**Stored data entries**.
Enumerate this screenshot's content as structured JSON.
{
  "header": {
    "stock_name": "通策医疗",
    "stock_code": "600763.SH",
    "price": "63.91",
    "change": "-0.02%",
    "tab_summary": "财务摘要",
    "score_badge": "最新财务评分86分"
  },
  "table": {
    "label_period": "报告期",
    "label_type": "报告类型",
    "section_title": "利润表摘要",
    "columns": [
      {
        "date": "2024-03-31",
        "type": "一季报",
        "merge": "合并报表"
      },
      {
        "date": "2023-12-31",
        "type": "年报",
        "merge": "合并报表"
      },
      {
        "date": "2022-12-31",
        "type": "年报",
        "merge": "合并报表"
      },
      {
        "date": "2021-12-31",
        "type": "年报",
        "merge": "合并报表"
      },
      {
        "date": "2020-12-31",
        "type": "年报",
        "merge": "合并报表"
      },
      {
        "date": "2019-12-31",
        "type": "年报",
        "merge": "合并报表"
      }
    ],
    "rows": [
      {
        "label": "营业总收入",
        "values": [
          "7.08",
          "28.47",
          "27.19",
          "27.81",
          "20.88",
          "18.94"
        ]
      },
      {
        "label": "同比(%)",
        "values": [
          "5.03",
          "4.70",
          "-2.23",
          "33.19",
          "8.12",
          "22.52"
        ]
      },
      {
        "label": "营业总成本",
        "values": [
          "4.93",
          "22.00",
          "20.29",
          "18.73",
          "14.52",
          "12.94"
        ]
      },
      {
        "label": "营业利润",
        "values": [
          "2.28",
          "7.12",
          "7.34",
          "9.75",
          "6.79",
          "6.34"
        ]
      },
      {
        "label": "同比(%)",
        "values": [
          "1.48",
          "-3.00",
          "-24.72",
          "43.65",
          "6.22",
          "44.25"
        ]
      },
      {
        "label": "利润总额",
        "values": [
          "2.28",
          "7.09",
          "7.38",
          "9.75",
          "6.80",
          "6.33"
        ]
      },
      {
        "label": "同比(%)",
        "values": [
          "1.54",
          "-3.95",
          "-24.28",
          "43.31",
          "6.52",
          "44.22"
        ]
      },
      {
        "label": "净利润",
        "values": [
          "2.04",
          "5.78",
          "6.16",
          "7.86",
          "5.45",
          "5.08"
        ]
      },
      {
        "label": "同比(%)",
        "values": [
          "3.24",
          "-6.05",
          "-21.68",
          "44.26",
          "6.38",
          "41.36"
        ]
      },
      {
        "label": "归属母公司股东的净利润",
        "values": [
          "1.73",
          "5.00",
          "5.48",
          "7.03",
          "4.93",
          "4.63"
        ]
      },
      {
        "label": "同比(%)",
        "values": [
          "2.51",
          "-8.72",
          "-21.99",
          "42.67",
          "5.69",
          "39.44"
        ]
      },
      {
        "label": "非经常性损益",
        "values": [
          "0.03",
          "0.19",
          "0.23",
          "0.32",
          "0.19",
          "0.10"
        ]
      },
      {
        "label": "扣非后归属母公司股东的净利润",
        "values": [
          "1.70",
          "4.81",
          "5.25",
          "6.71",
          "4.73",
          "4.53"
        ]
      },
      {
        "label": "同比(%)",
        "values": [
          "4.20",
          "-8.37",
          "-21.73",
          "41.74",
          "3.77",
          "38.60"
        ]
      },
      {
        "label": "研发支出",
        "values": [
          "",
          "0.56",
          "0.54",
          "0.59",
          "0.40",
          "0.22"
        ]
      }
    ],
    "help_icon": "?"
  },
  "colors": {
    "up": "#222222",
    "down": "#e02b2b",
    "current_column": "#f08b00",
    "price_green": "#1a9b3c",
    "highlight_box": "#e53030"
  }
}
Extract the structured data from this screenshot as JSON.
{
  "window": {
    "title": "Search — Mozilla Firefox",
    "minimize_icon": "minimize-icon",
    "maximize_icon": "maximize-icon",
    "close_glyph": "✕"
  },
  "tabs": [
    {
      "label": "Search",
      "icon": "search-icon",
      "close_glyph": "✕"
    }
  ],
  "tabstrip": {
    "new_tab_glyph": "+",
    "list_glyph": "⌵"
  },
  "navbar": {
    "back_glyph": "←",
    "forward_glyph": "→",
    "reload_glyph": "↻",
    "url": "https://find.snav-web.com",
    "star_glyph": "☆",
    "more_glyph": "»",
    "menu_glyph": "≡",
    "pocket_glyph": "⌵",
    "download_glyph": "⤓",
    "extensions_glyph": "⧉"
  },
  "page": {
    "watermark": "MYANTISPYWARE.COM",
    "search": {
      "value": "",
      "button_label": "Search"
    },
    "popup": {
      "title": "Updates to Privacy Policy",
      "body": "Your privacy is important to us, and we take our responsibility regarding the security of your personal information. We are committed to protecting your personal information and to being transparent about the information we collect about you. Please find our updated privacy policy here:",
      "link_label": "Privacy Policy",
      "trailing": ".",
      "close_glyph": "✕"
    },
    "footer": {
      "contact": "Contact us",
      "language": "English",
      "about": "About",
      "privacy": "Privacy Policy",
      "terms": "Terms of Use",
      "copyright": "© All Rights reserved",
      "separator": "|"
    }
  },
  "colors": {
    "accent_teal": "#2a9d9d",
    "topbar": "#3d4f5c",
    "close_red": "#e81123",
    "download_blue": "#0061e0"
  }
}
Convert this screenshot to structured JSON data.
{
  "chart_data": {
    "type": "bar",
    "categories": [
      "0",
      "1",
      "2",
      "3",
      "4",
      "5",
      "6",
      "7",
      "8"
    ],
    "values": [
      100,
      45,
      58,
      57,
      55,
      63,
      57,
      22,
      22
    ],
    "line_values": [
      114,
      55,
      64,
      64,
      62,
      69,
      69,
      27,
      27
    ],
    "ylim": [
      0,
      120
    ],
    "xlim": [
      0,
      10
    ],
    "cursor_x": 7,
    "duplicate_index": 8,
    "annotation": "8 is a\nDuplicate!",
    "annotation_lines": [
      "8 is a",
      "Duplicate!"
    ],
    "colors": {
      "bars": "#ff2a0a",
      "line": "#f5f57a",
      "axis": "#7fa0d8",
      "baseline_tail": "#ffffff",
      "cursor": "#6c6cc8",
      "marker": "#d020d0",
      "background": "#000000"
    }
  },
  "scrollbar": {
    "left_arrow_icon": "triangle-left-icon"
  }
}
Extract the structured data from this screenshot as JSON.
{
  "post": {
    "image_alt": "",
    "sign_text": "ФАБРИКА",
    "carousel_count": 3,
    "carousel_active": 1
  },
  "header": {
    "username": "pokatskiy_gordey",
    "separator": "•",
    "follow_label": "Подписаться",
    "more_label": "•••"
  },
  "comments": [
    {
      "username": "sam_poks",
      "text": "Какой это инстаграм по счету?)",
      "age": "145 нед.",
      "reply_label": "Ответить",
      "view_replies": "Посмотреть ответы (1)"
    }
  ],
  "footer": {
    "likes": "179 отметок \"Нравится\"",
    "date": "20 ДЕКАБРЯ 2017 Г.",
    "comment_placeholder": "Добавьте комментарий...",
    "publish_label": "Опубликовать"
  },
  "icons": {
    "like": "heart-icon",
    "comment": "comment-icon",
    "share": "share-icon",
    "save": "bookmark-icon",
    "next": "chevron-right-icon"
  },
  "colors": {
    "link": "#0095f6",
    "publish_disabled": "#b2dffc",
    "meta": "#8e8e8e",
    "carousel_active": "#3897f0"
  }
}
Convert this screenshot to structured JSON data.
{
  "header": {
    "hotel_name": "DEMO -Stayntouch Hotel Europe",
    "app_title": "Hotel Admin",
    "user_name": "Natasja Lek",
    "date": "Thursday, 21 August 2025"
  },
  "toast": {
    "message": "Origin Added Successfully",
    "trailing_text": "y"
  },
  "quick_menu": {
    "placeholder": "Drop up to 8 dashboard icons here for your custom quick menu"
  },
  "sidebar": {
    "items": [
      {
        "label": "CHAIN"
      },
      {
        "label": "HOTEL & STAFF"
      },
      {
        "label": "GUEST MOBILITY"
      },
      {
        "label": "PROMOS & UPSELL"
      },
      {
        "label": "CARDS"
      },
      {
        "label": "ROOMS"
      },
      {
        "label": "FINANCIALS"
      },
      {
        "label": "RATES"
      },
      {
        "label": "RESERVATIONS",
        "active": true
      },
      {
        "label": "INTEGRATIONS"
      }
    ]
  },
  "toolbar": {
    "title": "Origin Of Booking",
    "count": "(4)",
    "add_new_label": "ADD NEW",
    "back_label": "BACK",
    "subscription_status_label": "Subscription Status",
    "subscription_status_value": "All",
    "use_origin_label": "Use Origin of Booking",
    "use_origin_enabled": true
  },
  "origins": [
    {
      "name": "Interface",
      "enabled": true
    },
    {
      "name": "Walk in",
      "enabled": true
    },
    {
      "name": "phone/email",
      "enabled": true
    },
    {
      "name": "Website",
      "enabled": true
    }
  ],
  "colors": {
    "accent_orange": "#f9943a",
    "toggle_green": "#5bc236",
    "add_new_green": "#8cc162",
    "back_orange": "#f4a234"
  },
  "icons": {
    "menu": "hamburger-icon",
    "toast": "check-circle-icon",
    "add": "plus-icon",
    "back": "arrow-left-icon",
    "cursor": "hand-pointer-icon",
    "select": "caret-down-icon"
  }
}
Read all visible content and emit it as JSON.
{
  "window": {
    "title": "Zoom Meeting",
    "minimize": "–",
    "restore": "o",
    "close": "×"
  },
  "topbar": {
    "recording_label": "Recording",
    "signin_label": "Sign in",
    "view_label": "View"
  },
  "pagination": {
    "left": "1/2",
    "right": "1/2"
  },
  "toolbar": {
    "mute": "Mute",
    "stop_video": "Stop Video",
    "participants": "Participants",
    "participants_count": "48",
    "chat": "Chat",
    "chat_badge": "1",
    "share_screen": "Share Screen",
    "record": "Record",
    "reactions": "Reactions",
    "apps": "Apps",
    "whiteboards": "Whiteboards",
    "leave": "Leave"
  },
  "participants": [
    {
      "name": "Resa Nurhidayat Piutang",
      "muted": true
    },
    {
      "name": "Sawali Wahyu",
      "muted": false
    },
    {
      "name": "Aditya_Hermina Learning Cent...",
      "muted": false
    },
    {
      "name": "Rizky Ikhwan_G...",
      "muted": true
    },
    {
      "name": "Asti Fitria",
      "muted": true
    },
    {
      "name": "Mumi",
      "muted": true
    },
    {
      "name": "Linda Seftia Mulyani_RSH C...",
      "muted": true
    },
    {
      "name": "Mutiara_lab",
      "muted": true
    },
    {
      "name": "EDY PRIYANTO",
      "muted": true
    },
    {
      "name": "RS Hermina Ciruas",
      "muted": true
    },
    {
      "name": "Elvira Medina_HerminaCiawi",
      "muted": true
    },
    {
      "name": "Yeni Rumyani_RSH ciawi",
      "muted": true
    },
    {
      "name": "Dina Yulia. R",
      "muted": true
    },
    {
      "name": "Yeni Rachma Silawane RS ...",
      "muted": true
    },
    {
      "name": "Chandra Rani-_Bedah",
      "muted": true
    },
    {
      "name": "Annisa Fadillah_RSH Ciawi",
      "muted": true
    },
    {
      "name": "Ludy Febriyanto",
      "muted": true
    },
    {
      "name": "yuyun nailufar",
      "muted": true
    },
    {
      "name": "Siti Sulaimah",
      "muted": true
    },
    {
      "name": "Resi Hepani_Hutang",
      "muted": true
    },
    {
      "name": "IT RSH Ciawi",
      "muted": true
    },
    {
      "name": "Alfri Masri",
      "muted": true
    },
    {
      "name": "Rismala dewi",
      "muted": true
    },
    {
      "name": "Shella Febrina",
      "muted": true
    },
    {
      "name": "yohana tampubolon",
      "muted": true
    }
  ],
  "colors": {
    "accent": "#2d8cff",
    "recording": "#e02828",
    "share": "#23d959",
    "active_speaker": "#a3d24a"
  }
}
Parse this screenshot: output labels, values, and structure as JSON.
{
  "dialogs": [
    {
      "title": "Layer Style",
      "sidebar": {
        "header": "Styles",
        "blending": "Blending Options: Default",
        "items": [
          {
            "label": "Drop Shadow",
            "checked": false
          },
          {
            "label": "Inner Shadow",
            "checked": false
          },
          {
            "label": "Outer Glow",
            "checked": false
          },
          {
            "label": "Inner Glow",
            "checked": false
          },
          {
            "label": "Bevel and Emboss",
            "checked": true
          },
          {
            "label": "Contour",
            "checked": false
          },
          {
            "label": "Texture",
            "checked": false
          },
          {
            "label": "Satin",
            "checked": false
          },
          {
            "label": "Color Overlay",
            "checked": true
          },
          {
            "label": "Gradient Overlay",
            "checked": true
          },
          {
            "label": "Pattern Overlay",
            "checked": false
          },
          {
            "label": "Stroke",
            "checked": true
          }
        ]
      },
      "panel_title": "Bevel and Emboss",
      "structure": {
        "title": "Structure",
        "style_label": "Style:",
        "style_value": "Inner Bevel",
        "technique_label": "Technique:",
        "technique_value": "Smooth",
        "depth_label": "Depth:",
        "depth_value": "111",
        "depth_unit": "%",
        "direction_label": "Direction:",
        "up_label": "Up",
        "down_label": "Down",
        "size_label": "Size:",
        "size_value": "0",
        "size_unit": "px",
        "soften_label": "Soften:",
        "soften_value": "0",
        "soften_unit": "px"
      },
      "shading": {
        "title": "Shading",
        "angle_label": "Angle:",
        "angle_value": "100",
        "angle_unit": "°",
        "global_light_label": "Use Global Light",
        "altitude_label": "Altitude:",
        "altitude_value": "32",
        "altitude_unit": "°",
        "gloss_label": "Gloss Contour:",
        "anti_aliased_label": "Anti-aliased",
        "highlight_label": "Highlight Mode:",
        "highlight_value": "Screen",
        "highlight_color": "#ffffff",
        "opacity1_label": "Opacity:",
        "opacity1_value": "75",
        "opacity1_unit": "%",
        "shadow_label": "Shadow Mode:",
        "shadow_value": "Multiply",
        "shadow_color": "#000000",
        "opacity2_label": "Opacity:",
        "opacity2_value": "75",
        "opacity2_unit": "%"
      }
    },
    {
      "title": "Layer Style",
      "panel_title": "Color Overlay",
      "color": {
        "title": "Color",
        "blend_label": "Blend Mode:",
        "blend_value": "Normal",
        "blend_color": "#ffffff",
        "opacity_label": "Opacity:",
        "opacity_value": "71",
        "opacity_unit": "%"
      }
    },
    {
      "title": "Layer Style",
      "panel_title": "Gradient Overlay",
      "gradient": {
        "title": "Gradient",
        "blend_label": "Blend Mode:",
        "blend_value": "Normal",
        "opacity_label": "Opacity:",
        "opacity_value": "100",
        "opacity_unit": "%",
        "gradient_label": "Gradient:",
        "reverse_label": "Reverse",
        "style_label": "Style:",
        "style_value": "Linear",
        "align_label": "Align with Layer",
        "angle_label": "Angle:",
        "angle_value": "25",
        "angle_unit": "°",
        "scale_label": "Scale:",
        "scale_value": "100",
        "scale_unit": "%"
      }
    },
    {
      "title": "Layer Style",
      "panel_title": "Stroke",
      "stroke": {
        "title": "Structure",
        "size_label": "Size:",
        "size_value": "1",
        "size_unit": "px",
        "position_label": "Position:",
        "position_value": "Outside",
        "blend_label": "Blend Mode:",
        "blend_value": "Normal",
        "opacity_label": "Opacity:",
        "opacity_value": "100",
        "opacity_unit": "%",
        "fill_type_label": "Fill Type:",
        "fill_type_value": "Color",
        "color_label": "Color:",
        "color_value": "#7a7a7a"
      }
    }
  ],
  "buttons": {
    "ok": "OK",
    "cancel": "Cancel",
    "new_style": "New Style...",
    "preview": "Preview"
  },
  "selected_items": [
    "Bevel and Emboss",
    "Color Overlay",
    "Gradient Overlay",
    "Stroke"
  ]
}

**WHAT THE EXERCISE ASKS**.
Provide only the number of lines in the entries that hold the word "Drop".

**THE COMPLETED TASK**.
2